:: WHAT THE TASK ASKS ::
Below are records to be output exactly, every one of them.

[Items from a dataset]
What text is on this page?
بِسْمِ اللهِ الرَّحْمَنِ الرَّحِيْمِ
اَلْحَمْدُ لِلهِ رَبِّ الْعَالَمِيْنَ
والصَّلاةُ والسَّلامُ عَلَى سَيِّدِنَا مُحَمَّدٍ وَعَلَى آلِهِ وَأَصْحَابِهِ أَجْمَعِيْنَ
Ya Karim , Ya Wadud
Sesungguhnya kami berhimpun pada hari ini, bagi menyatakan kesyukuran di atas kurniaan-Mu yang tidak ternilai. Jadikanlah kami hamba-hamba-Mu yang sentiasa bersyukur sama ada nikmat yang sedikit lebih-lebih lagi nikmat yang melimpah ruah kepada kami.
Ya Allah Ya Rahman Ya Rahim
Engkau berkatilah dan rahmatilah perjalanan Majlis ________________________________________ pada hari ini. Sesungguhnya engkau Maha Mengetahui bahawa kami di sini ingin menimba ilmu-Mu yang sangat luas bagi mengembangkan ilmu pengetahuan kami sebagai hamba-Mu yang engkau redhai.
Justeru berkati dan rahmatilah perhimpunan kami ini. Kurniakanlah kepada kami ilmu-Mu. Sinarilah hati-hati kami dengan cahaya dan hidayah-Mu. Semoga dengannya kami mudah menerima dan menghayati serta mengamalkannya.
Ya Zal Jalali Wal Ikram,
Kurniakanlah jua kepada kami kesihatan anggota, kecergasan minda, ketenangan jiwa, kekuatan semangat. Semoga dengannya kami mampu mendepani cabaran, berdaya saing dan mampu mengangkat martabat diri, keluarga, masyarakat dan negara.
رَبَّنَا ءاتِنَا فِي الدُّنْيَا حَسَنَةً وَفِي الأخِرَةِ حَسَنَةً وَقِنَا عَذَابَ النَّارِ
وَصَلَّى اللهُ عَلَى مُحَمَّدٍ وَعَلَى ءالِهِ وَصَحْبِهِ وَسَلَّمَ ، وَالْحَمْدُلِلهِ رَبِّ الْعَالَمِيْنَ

:: SOLUTION TO THIS EXERCISE ::
What text is on this page?
بِسْمِ اللهِ الرَّحْمَنِ الرَّحِيْمِ
اَلْحَمْدُ لِلهِ رَبِّ الْعَالَمِيْنَ
والصَّلاةُ والسَّلامُ عَلَى سَيِّدِنَا مُحَمَّدٍ وَعَلَى آلِهِ وَأَصْحَابِهِ أَجْمَعِيْنَ
Ya Karim , Ya Wadud
Sesungguhnya kami berhimpun pada hari ini, bagi menyatakan kesyukuran di atas kurniaan-Mu yang tidak ternilai. Jadikanlah kami hamba-hamba-Mu yang sentiasa bersyukur sama ada nikmat yang sedikit lebih-lebih lagi nikmat yang melimpah ruah kepada kami.
Ya Allah Ya Rahman Ya Rahim
Engkau berkatilah dan rahmatilah perjalanan Majlis ________________________________________ pada hari ini. Sesungguhnya engkau Maha Mengetahui bahawa kami di sini ingin menimba ilmu-Mu yang sangat luas bagi mengembangkan ilmu pengetahuan kami sebagai hamba-Mu yang engkau redhai.
Justeru berkati dan rahmatilah perhimpunan kami ini. Kurniakanlah kepada kami ilmu-Mu. Sinarilah hati-hati kami dengan cahaya dan hidayah-Mu. Semoga dengannya kami mudah menerima dan menghayati serta mengamalkannya.
Ya Zal Jalali Wal Ikram,
Kurniakanlah jua kepada kami kesihatan anggota, kecergasan minda, ketenangan jiwa, kekuatan semangat. Semoga dengannya kami mampu mendepani cabaran, berdaya saing dan mampu mengangkat martabat diri, keluarga, masyarakat dan negara.
رَبَّنَا ءاتِنَا فِي الدُّنْيَا حَسَنَةً وَفِي الأخِرَةِ حَسَنَةً وَقِنَا عَذَابَ النَّارِ
وَصَلَّى اللهُ عَلَى مُحَمَّدٍ وَعَلَى ءالِهِ وَصَحْبِهِ وَسَلَّمَ ، وَالْحَمْدُلِلهِ رَبِّ الْعَالَمِيْنَ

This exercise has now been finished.